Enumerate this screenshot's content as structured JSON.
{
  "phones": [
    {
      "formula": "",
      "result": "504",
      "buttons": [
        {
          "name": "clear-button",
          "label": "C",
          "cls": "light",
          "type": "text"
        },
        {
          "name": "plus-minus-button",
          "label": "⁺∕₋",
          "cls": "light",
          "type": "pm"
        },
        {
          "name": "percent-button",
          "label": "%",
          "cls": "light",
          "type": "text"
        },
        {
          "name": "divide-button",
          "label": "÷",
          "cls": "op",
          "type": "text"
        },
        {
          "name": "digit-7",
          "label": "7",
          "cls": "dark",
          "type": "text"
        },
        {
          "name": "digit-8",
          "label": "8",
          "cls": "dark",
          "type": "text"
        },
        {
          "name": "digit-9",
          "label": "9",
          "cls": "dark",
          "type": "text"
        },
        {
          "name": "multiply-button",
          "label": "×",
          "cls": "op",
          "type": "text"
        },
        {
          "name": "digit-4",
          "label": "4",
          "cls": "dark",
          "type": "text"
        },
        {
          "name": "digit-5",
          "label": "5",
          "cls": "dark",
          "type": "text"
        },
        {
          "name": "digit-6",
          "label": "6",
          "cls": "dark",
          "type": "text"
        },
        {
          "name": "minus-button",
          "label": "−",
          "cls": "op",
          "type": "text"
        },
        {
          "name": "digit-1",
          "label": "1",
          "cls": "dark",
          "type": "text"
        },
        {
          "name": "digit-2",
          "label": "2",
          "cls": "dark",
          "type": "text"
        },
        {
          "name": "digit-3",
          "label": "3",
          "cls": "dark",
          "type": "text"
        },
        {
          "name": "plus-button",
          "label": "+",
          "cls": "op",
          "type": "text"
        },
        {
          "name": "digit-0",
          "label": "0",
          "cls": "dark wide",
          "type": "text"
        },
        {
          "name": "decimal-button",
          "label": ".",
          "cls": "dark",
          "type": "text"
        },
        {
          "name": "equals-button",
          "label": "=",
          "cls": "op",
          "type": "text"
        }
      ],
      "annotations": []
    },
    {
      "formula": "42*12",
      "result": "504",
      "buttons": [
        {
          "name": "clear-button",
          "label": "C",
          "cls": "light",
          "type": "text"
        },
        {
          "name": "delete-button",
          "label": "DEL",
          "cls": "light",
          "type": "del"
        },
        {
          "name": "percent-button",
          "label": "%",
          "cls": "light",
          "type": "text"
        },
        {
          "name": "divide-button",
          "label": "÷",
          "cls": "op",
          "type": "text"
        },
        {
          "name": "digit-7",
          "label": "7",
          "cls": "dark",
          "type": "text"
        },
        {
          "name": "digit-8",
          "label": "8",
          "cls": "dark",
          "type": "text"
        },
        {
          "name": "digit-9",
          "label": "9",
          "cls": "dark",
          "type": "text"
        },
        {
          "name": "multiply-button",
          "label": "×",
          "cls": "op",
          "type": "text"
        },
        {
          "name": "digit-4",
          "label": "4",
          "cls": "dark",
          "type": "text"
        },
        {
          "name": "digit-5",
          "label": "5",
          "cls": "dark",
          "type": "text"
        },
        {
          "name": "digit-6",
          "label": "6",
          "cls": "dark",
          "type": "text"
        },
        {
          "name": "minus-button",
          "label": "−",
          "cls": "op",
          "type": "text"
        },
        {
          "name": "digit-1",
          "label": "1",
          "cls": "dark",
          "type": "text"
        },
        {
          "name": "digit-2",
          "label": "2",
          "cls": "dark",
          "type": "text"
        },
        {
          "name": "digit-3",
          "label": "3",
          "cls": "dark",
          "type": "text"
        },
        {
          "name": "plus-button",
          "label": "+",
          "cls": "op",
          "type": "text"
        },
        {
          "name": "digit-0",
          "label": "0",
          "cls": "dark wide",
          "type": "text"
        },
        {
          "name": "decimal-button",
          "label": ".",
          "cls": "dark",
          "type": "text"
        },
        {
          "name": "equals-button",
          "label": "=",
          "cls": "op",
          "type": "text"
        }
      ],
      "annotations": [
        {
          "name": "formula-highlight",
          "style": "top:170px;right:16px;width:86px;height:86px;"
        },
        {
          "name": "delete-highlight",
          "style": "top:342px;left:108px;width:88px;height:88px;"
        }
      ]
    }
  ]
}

#####

#### [Set task]
Reply with nothing but a number: how many lines of the entries above contain the string "delete"?

#### [The reply]
2